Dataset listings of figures
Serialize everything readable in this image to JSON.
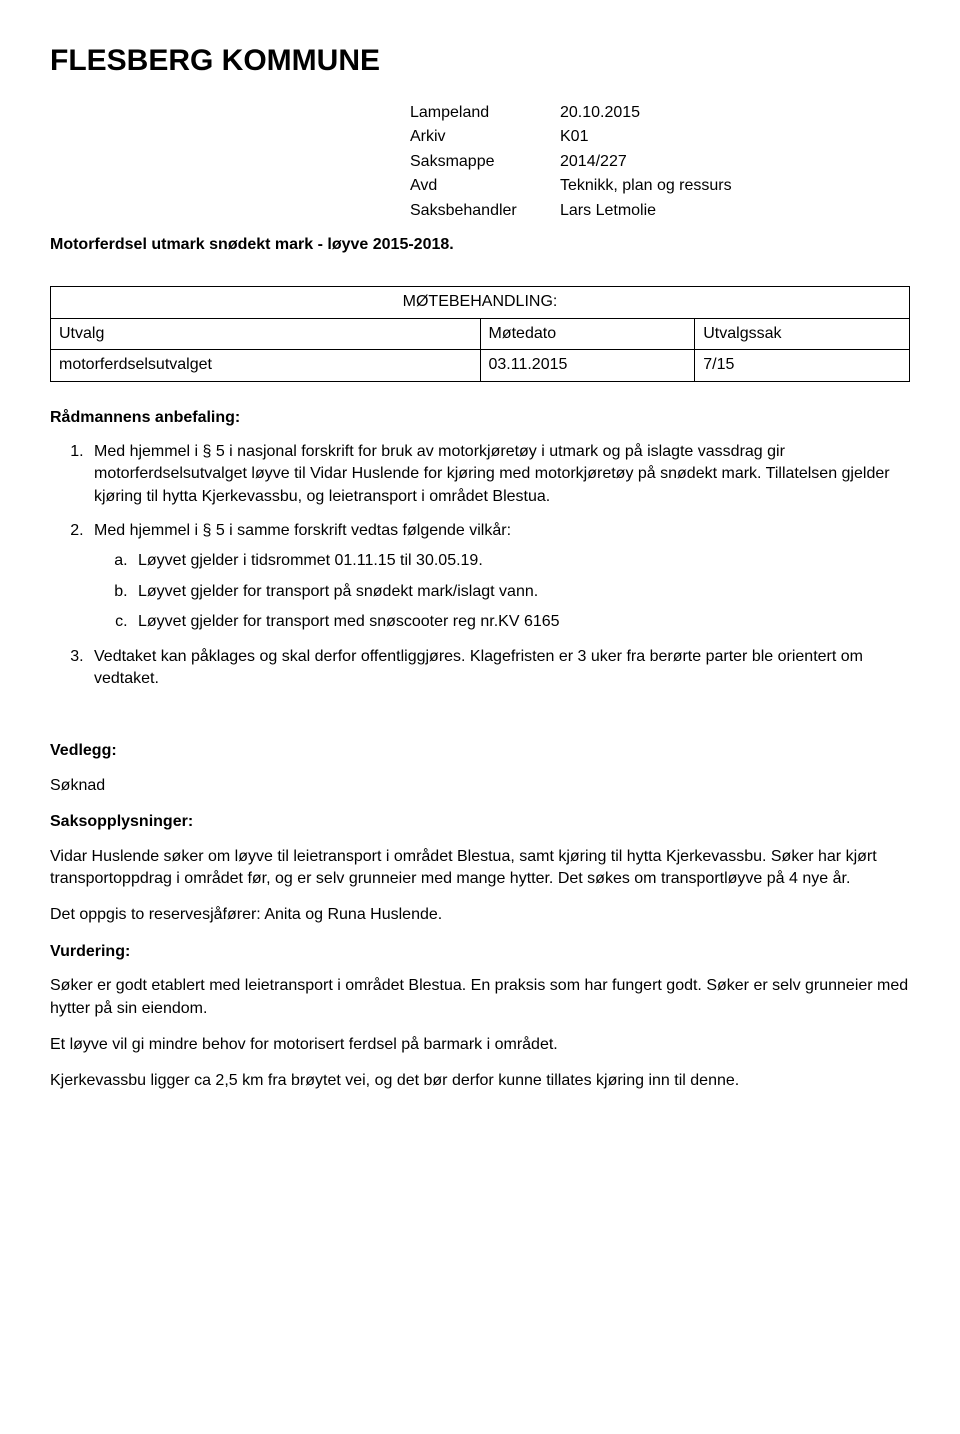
{
  "title": "FLESBERG KOMMUNE",
  "meta": {
    "rows": [
      {
        "label": "Lampeland",
        "value": "20.10.2015"
      },
      {
        "label": "Arkiv",
        "value": "K01"
      },
      {
        "label": "Saksmappe",
        "value": "2014/227"
      },
      {
        "label": "Avd",
        "value": "Teknikk, plan og ressurs"
      },
      {
        "label": "Saksbehandler",
        "value": "Lars Letmolie"
      }
    ]
  },
  "subject": "Motorferdsel utmark snødekt mark - løyve 2015-2018.",
  "table": {
    "heading": "MØTEBEHANDLING:",
    "col1": "Utvalg",
    "col2": "Møtedato",
    "col3": "Utvalgssak",
    "row1": {
      "c1": "motorferdselsutvalget",
      "c2": "03.11.2015",
      "c3": "7/15"
    }
  },
  "recommendation": {
    "heading": "Rådmannens anbefaling:",
    "items": [
      "Med hjemmel i § 5 i nasjonal forskrift for bruk av motorkjøretøy i utmark og på islagte vassdrag gir motorferdselsutvalget løyve til Vidar Huslende for kjøring med motorkjøretøy på snødekt mark. Tillatelsen gjelder kjøring til hytta Kjerkevassbu, og leietransport i området Blestua.",
      "Med hjemmel i § 5 i samme forskrift vedtas følgende vilkår:",
      "Vedtaket kan påklages og skal derfor offentliggjøres. Klagefristen er 3 uker fra berørte parter ble orientert om vedtaket."
    ],
    "subitems": [
      "Løyvet gjelder i tidsrommet 01.11.15 til 30.05.19.",
      "Løyvet gjelder for transport på snødekt mark/islagt vann.",
      "Løyvet gjelder for transport med snøscooter reg nr.KV 6165"
    ]
  },
  "vedlegg": {
    "heading": "Vedlegg:",
    "item": "Søknad"
  },
  "saksopp": {
    "heading": "Saksopplysninger:",
    "p1": "Vidar Huslende søker om løyve til leietransport i området Blestua, samt kjøring til hytta Kjerkevassbu. Søker har kjørt transportoppdrag i området før, og er selv grunneier med mange hytter. Det søkes om transportløyve på 4 nye år.",
    "p2": "Det oppgis to reservesjåfører: Anita og Runa Huslende."
  },
  "vurdering": {
    "heading": "Vurdering:",
    "p1": "Søker er godt etablert med leietransport i området Blestua. En praksis som har fungert godt. Søker er selv grunneier med hytter på sin eiendom.",
    "p2": "Et løyve vil gi mindre behov for motorisert ferdsel på barmark i området.",
    "p3": "Kjerkevassbu ligger ca 2,5 km fra brøytet vei, og det bør derfor kunne tillates kjøring inn til denne."
  }
}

= Task requirements =
Leave the pictures out, and print every line of the listing exactly as written.

= Result =
Serialize everything readable in this image to JSON.
{
  "title": "FLESBERG KOMMUNE",
  "meta": {
    "rows": [
      {
        "label": "Lampeland",
        "value": "20.10.2015"
      },
      {
        "label": "Arkiv",
        "value": "K01"
      },
      {
        "label": "Saksmappe",
        "value": "2014/227"
      },
      {
        "label": "Avd",
        "value": "Teknikk, plan og ressurs"
      },
      {
        "label": "Saksbehandler",
        "value": "Lars Letmolie"
      }
    ]
  },
  "subject": "Motorferdsel utmark snødekt mark - løyve 2015-2018.",
  "table": {
    "heading": "MØTEBEHANDLING:",
    "col1": "Utvalg",
    "col2": "Møtedato",
    "col3": "Utvalgssak",
    "row1": {
      "c1": "motorferdselsutvalget",
      "c2": "03.11.2015",
      "c3": "7/15"
    }
  },
  "recommendation": {
    "heading": "Rådmannens anbefaling:",
    "items": [
      "Med hjemmel i § 5 i nasjonal forskrift for bruk av motorkjøretøy i utmark og på islagte vassdrag gir motorferdselsutvalget løyve til Vidar Huslende for kjøring med motorkjøretøy på snødekt mark. Tillatelsen gjelder kjøring til hytta Kjerkevassbu, og leietransport i området Blestua.",
      "Med hjemmel i § 5 i samme forskrift vedtas følgende vilkår:",
      "Vedtaket kan påklages og skal derfor offentliggjøres. Klagefristen er 3 uker fra berørte parter ble orientert om vedtaket."
    ],
    "subitems": [
      "Løyvet gjelder i tidsrommet 01.11.15 til 30.05.19.",
      "Løyvet gjelder for transport på snødekt mark/islagt vann.",
      "Løyvet gjelder for transport med snøscooter reg nr.KV 6165"
    ]
  },
  "vedlegg": {
    "heading": "Vedlegg:",
    "item": "Søknad"
  },
  "saksopp": {
    "heading": "Saksopplysninger:",
    "p1": "Vidar Huslende søker om løyve til leietransport i området Blestua, samt kjøring til hytta Kjerkevassbu. Søker har kjørt transportoppdrag i området før, og er selv grunneier med mange hytter. Det søkes om transportløyve på 4 nye år.",
    "p2": "Det oppgis to reservesjåfører: Anita og Runa Huslende."
  },
  "vurdering": {
    "heading": "Vurdering:",
    "p1": "Søker er godt etablert med leietransport i området Blestua. En praksis som har fungert godt. Søker er selv grunneier med hytter på sin eiendom.",
    "p2": "Et løyve vil gi mindre behov for motorisert ferdsel på barmark i området.",
    "p3": "Kjerkevassbu ligger ca 2,5 km fra brøytet vei, og det bør derfor kunne tillates kjøring inn til denne."
  }
}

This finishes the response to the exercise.